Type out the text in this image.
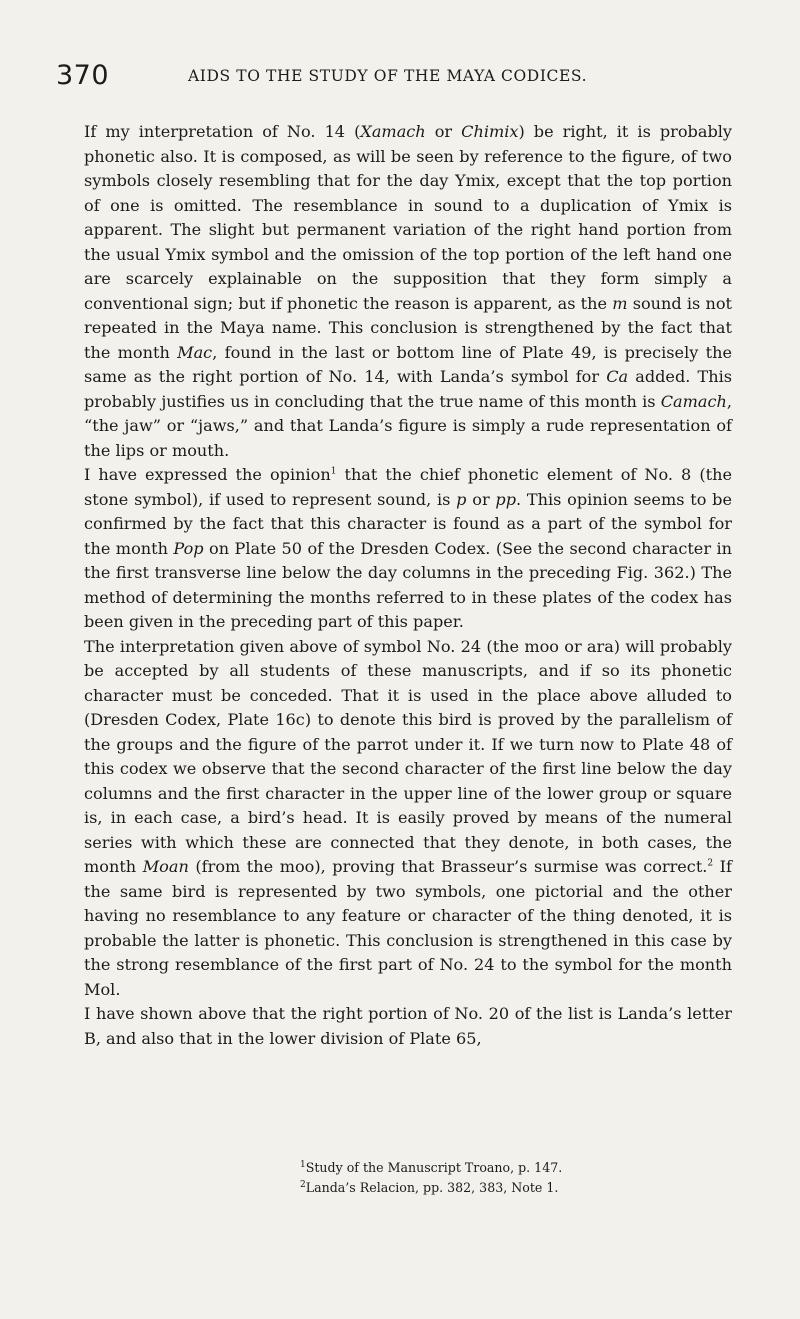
370	AIDS TO THE STUDY OF THE MAYA CODICES.

If my interpretation of No. 14 (Xamach or Chimix) be right, it is probably phonetic also. It is composed, as will be seen by reference to the figure, of two symbols closely resembling that for the day Ymix, except that the top portion of one is omitted. The resemblance in sound to a duplication of Ymix is apparent. The slight but permanent variation of the right hand portion from the usual Ymix symbol and the omission of the top portion of the left hand one are scarcely explainable on the supposition that they form simply a conventional sign; but if phonetic the reason is apparent, as the m sound is not repeated in the Maya name. This conclusion is strengthened by the fact that the month Mac, found in the last or bottom line of Plate 49, is precisely the same as the right portion of No. 14, with Landa’s symbol for Ca added. This probably justifies us in concluding that the true name of this month is Camach, “the jaw” or “jaws,” and that Landa’s figure is simply a rude representation of the lips or mouth.

I have expressed the opinion$^1$ that the chief phonetic element of No. 8 (the stone symbol), if used to represent sound, is p or pp. This opinion seems to be confirmed by the fact that this character is found as a part of the symbol for the month Pop on Plate 50 of the Dresden Codex. (See the second character in the first transverse line below the day columns in the preceding Fig. 362.) The method of determining the months referred to in these plates of the codex has been given in the preceding part of this paper.

The interpretation given above of symbol No. 24 (the moo or ara) will probably be accepted by all students of these manuscripts, and if so its phonetic character must be conceded. That it is used in the place above alluded to (Dresden Codex, Plate 16c) to denote this bird is proved by the parallelism of the groups and the figure of the parrot under it. If we turn now to Plate 48 of this codex we observe that the second character of the first line below the day columns and the first character in the upper line of the lower group or square is, in each case, a bird’s head. It is easily proved by means of the numeral series with which these are connected that they denote, in both cases, the month Moan (from the moo), proving that Brasseur’s surmise was correct.$^2$ If the same bird is represented by two symbols, one pictorial and the other having no resemblance to any feature or character of the thing denoted, it is probable the latter is phonetic. This conclusion is strengthened in this case by the strong resemblance of the first part of No. 24 to the symbol for the month Mol.

I have shown above that the right portion of No. 20 of the list is Landa’s letter B, and also that in the lower division of Plate 65,

$^1$Study of the Manuscript Troano, p. 147.
$^2$Landa’s Relacion, pp. 382, 383, Note 1.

What to produce = Leaving out the pictures, repeat the data above exactly.

Solution below =
Type out the text in this image.
370	AIDS TO THE STUDY OF THE MAYA CODICES.

If my interpretation of No. 14 (Xamach or Chimix) be right, it is probably phonetic also. It is composed, as will be seen by reference to the figure, of two symbols closely resembling that for the day Ymix, except that the top portion of one is omitted. The resemblance in sound to a duplication of Ymix is apparent. The slight but permanent variation of the right hand portion from the usual Ymix symbol and the omission of the top portion of the left hand one are scarcely explainable on the supposition that they form simply a conventional sign; but if phonetic the reason is apparent, as the m sound is not repeated in the Maya name. This conclusion is strengthened by the fact that the month Mac, found in the last or bottom line of Plate 49, is precisely the same as the right portion of No. 14, with Landa’s symbol for Ca added. This probably justifies us in concluding that the true name of this month is Camach, “the jaw” or “jaws,” and that Landa’s figure is simply a rude representation of the lips or mouth.

I have expressed the opinion$^1$ that the chief phonetic element of No. 8 (the stone symbol), if used to represent sound, is p or pp. This opinion seems to be confirmed by the fact that this character is found as a part of the symbol for the month Pop on Plate 50 of the Dresden Codex. (See the second character in the first transverse line below the day columns in the preceding Fig. 362.) The method of determining the months referred to in these plates of the codex has been given in the preceding part of this paper.

The interpretation given above of symbol No. 24 (the moo or ara) will probably be accepted by all students of these manuscripts, and if so its phonetic character must be conceded. That it is used in the place above alluded to (Dresden Codex, Plate 16c) to denote this bird is proved by the parallelism of the groups and the figure of the parrot under it. If we turn now to Plate 48 of this codex we observe that the second character of the first line below the day columns and the first character in the upper line of the lower group or square is, in each case, a bird’s head. It is easily proved by means of the numeral series with which these are connected that they denote, in both cases, the month Moan (from the moo), proving that Brasseur’s surmise was correct.$^2$ If the same bird is represented by two symbols, one pictorial and the other having no resemblance to any feature or character of the thing denoted, it is probable the latter is phonetic. This conclusion is strengthened in this case by the strong resemblance of the first part of No. 24 to the symbol for the month Mol.

I have shown above that the right portion of No. 20 of the list is Landa’s letter B, and also that in the lower division of Plate 65,

$^1$Study of the Manuscript Troano, p. 147.
$^2$Landa’s Relacion, pp. 382, 383, Note 1.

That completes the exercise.